Rows from a dataset

--- Begin ---

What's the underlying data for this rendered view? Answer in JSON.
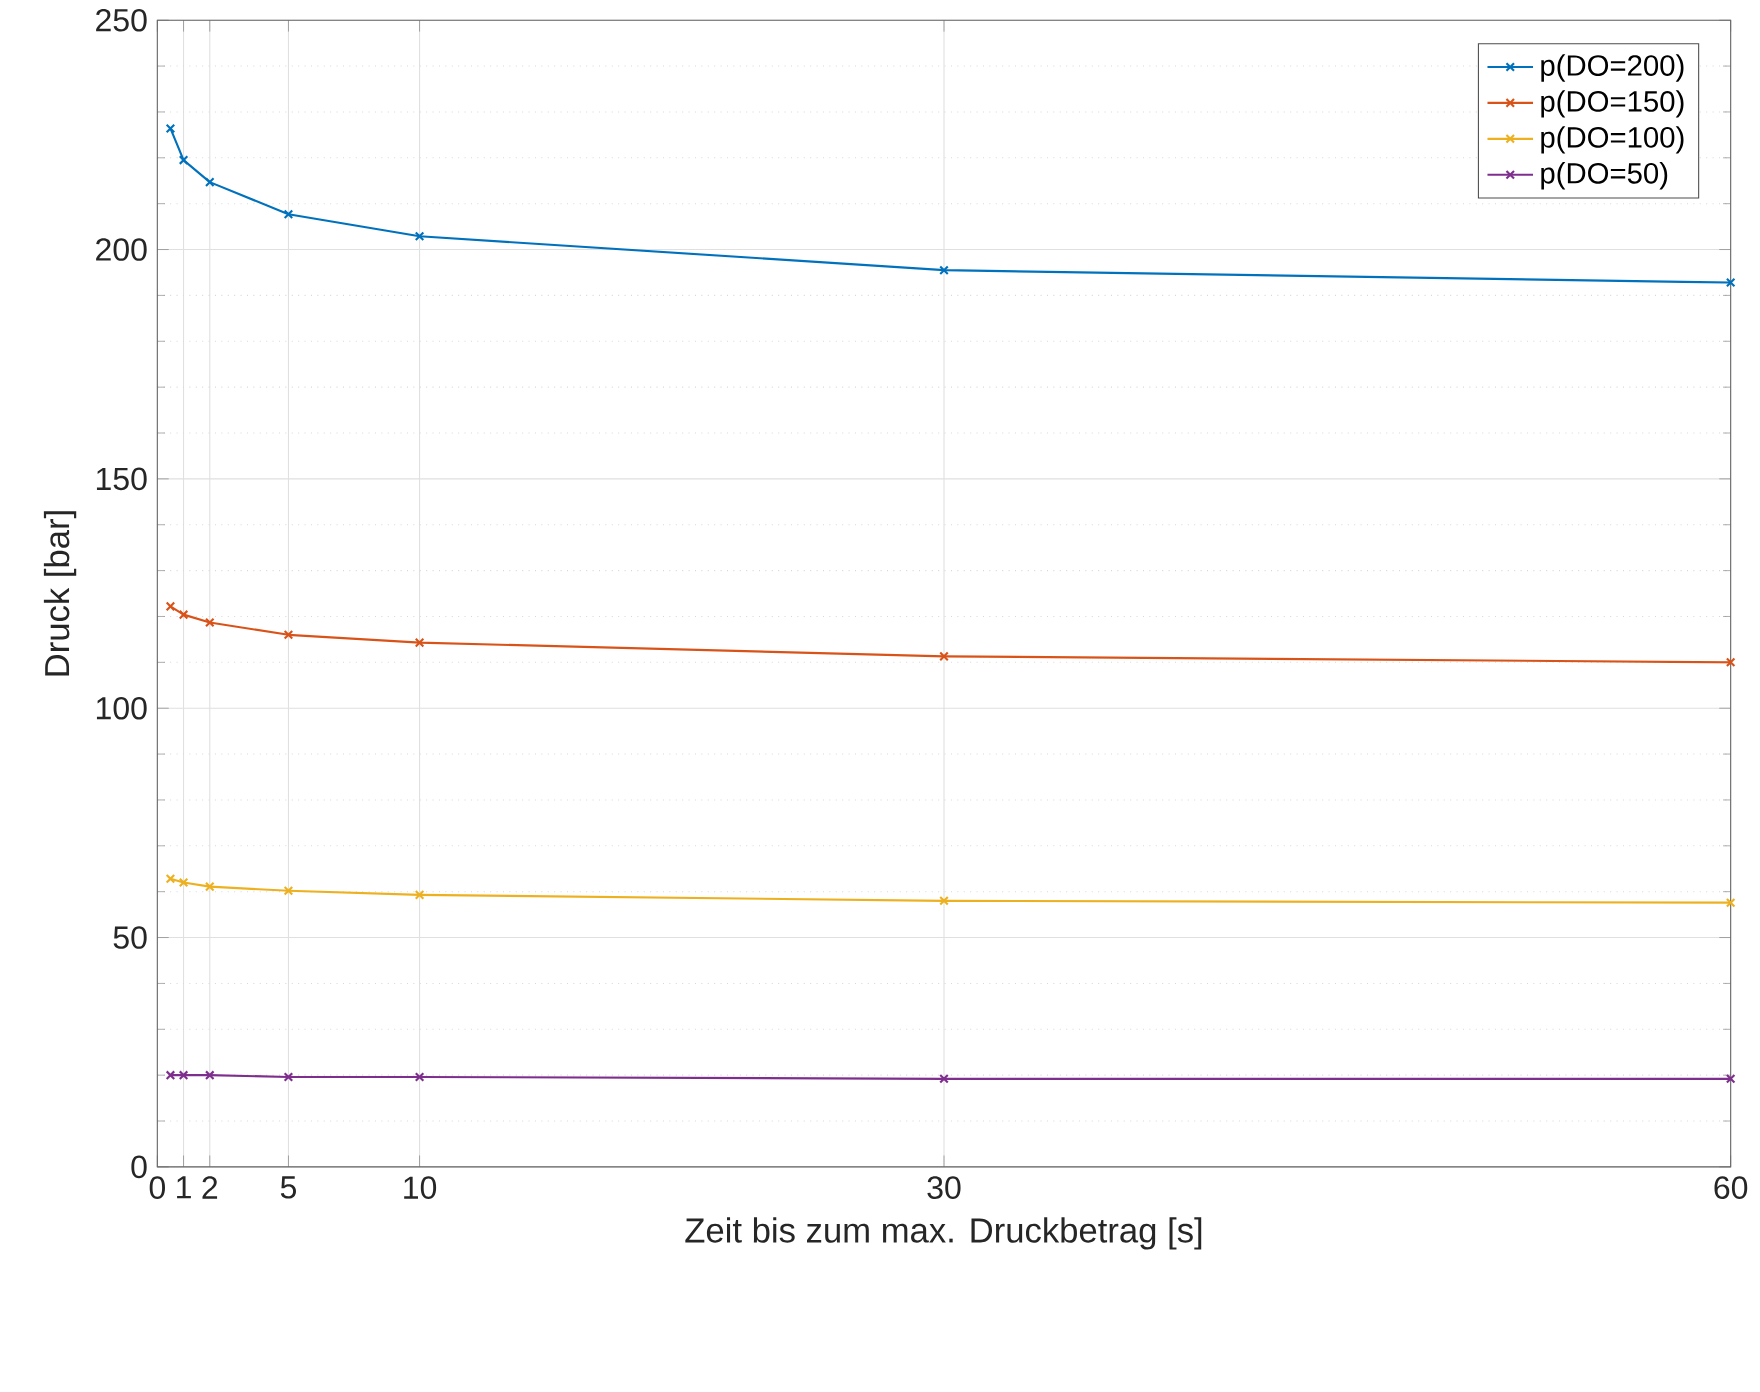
{
  "chart_data": {
    "type": "line",
    "xlabel": "Zeit bis zum max. Druckbetrag [s]",
    "ylabel": "Druck [bar]",
    "x": [
      0.5,
      1,
      2,
      5,
      10,
      30,
      60
    ],
    "series": [
      {
        "name": "p(DO=200)",
        "color": "#0072bd",
        "values": [
          226.4,
          219.5,
          214.7,
          207.7,
          202.9,
          195.5,
          192.8
        ]
      },
      {
        "name": "p(DO=150)",
        "color": "#d95319",
        "values": [
          122.2,
          120.4,
          118.7,
          116,
          114.3,
          111.3,
          110
        ]
      },
      {
        "name": "p(DO=100)",
        "color": "#edb120",
        "values": [
          62.8,
          62,
          61.1,
          60.2,
          59.3,
          58,
          57.6
        ]
      },
      {
        "name": "p(DO=50)",
        "color": "#7e2f8e",
        "values": [
          20,
          20,
          20,
          19.6,
          19.6,
          19.2,
          19.2
        ]
      }
    ],
    "xlim": [
      0,
      60
    ],
    "xticks": [
      0,
      1,
      2,
      5,
      10,
      30,
      60
    ],
    "ylim": [
      0,
      250
    ],
    "yticks": [
      0,
      50,
      100,
      150,
      200,
      250
    ],
    "grid": true,
    "legend": "top right",
    "marker": "cross",
    "line_style": "solid"
  }
}
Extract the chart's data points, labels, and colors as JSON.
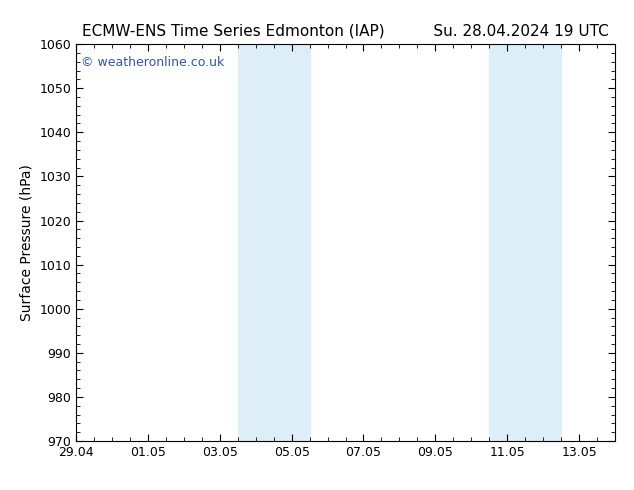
{
  "title_left": "ECMW-ENS Time Series Edmonton (IAP)",
  "title_right": "Su. 28.04.2024 19 UTC",
  "ylabel": "Surface Pressure (hPa)",
  "ylim": [
    970,
    1060
  ],
  "yticks": [
    970,
    980,
    990,
    1000,
    1010,
    1020,
    1030,
    1040,
    1050,
    1060
  ],
  "xlim_start": 0,
  "xlim_end": 15,
  "xtick_labels": [
    "29.04",
    "01.05",
    "03.05",
    "05.05",
    "07.05",
    "09.05",
    "11.05",
    "13.05"
  ],
  "xtick_positions": [
    0,
    2,
    4,
    6,
    8,
    10,
    12,
    14
  ],
  "shaded_bands": [
    {
      "x_start": 4.5,
      "x_end": 6.5
    },
    {
      "x_start": 11.5,
      "x_end": 13.5
    }
  ],
  "shaded_color": "#ddeef8",
  "background_color": "#ffffff",
  "plot_bg_color": "#ffffff",
  "border_color": "#000000",
  "watermark_text": "© weatheronline.co.uk",
  "watermark_color": "#3355aa",
  "title_fontsize": 11,
  "label_fontsize": 10,
  "tick_fontsize": 9,
  "watermark_fontsize": 9
}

--- End ---

_What is needed_
Pictures stay out; repeat all the rest of the records exactly.

_Expected answer_
What's the underlying data for this rendered view? Answer in JSON.
{
  "chart_data": {
    "type": "line",
    "xlabel": "Zeit bis zum max. Druckbetrag [s]",
    "ylabel": "Druck [bar]",
    "x": [
      0.5,
      1,
      2,
      5,
      10,
      30,
      60
    ],
    "series": [
      {
        "name": "p(DO=200)",
        "color": "#0072bd",
        "values": [
          226.4,
          219.5,
          214.7,
          207.7,
          202.9,
          195.5,
          192.8
        ]
      },
      {
        "name": "p(DO=150)",
        "color": "#d95319",
        "values": [
          122.2,
          120.4,
          118.7,
          116,
          114.3,
          111.3,
          110
        ]
      },
      {
        "name": "p(DO=100)",
        "color": "#edb120",
        "values": [
          62.8,
          62,
          61.1,
          60.2,
          59.3,
          58,
          57.6
        ]
      },
      {
        "name": "p(DO=50)",
        "color": "#7e2f8e",
        "values": [
          20,
          20,
          20,
          19.6,
          19.6,
          19.2,
          19.2
        ]
      }
    ],
    "xlim": [
      0,
      60
    ],
    "xticks": [
      0,
      1,
      2,
      5,
      10,
      30,
      60
    ],
    "ylim": [
      0,
      250
    ],
    "yticks": [
      0,
      50,
      100,
      150,
      200,
      250
    ],
    "grid": true,
    "legend": "top right",
    "marker": "cross",
    "line_style": "solid"
  }
}
Extract the chart's data points, labels, and colors as JSON.
{
  "title_left": "ECMW-ENS Time Series Edmonton (IAP)",
  "title_right": "Su. 28.04.2024 19 UTC",
  "ylabel": "Surface Pressure (hPa)",
  "ylim": [
    970,
    1060
  ],
  "yticks": [
    970,
    980,
    990,
    1000,
    1010,
    1020,
    1030,
    1040,
    1050,
    1060
  ],
  "xlim_start": 0,
  "xlim_end": 15,
  "xtick_labels": [
    "29.04",
    "01.05",
    "03.05",
    "05.05",
    "07.05",
    "09.05",
    "11.05",
    "13.05"
  ],
  "xtick_positions": [
    0,
    2,
    4,
    6,
    8,
    10,
    12,
    14
  ],
  "shaded_bands": [
    {
      "x_start": 4.5,
      "x_end": 6.5
    },
    {
      "x_start": 11.5,
      "x_end": 13.5
    }
  ],
  "shaded_color": "#ddeef8",
  "background_color": "#ffffff",
  "plot_bg_color": "#ffffff",
  "border_color": "#000000",
  "watermark_text": "© weatheronline.co.uk",
  "watermark_color": "#3355aa",
  "title_fontsize": 11,
  "label_fontsize": 10,
  "tick_fontsize": 9,
  "watermark_fontsize": 9
}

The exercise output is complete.